▶ _SOURCE DATA_:
## START

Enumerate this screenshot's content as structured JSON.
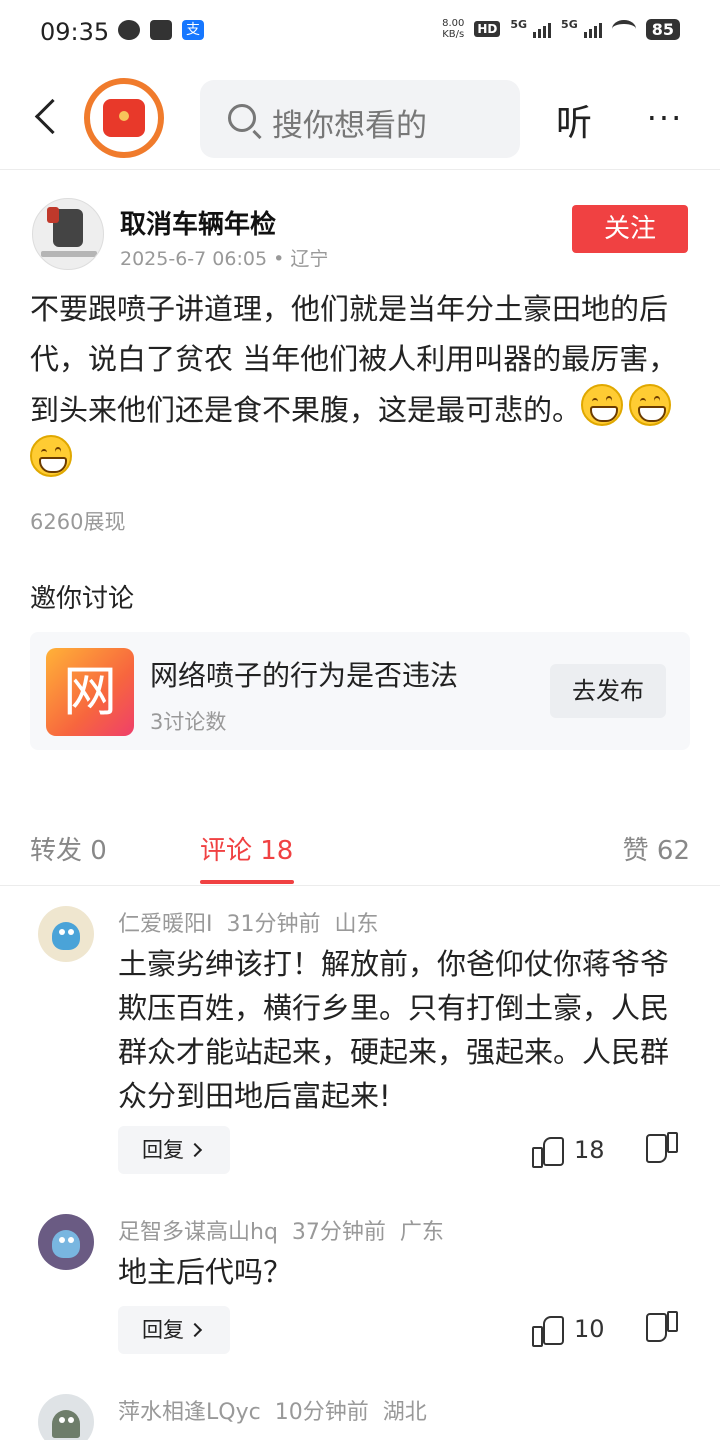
{
  "status_bar": {
    "time": "09:35",
    "net_speed": "8.00",
    "net_unit": "KB/s",
    "hd": "HD",
    "sig1": "5G",
    "sig2": "5G",
    "battery": "85",
    "pay_icon": "支"
  },
  "header": {
    "search_placeholder": "搜你想看的",
    "listen_label": "听",
    "more_label": "···"
  },
  "post": {
    "author": "取消车辆年检",
    "meta": "2025-6-7 06:05 • 辽宁",
    "follow_label": "关注",
    "text": "不要跟喷子讲道理，他们就是当年分土豪田地的后代，说白了贫农 当年他们被人利用叫器的最厉害，到头来他们还是食不果腹，这是最可悲的。",
    "views": "6260展现"
  },
  "discussion": {
    "invite_title": "邀你讨论",
    "icon_char": "网",
    "topic_title": "网络喷子的行为是否违法",
    "topic_count": "3讨论数",
    "publish_label": "去发布"
  },
  "tabs": {
    "repost": "转发 0",
    "comments": "评论 18",
    "likes": "赞 62"
  },
  "comments": [
    {
      "user": "仁爱暖阳I",
      "time": "31分钟前",
      "region": "山东",
      "text": "土豪劣绅该打！解放前，你爸仰仗你蒋爷爷欺压百姓，横行乡里。只有打倒土豪，人民群众才能站起来，硬起来，强起来。人民群众分到田地后富起来!",
      "reply_label": "回复",
      "likes": "18"
    },
    {
      "user": "足智多谋高山hq",
      "time": "37分钟前",
      "region": "广东",
      "text": "地主后代吗？",
      "reply_label": "回复",
      "likes": "10"
    },
    {
      "user": "萍水相逢LQyc",
      "time": "10分钟前",
      "region": "湖北"
    }
  ]
}
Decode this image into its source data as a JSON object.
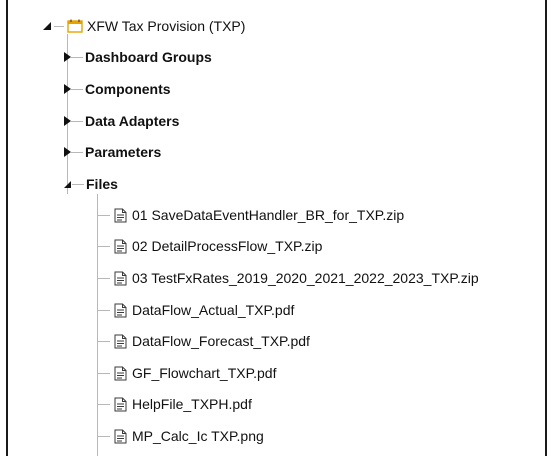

## END

▶ _WORK INSTRUCTIONS_: Strip out the images, then output the records above word for word.

▶ _EXERCISE ANSWER_:
Enumerate this screenshot's content as structured JSON.
{
  "status_bar": {
    "time": "09:35",
    "net_speed": "8.00",
    "net_unit": "KB/s",
    "hd": "HD",
    "sig1": "5G",
    "sig2": "5G",
    "battery": "85",
    "pay_icon": "支"
  },
  "header": {
    "search_placeholder": "搜你想看的",
    "listen_label": "听",
    "more_label": "···"
  },
  "post": {
    "author": "取消车辆年检",
    "meta": "2025-6-7 06:05 • 辽宁",
    "follow_label": "关注",
    "text": "不要跟喷子讲道理，他们就是当年分土豪田地的后代，说白了贫农 当年他们被人利用叫器的最厉害，到头来他们还是食不果腹，这是最可悲的。",
    "views": "6260展现"
  },
  "discussion": {
    "invite_title": "邀你讨论",
    "icon_char": "网",
    "topic_title": "网络喷子的行为是否违法",
    "topic_count": "3讨论数",
    "publish_label": "去发布"
  },
  "tabs": {
    "repost": "转发 0",
    "comments": "评论 18",
    "likes": "赞 62"
  },
  "comments": [
    {
      "user": "仁爱暖阳I",
      "time": "31分钟前",
      "region": "山东",
      "text": "土豪劣绅该打！解放前，你爸仰仗你蒋爷爷欺压百姓，横行乡里。只有打倒土豪，人民群众才能站起来，硬起来，强起来。人民群众分到田地后富起来!",
      "reply_label": "回复",
      "likes": "18"
    },
    {
      "user": "足智多谋高山hq",
      "time": "37分钟前",
      "region": "广东",
      "text": "地主后代吗？",
      "reply_label": "回复",
      "likes": "10"
    },
    {
      "user": "萍水相逢LQyc",
      "time": "10分钟前",
      "region": "湖北"
    }
  ]
}
Decode this image into its source data as a JSON object.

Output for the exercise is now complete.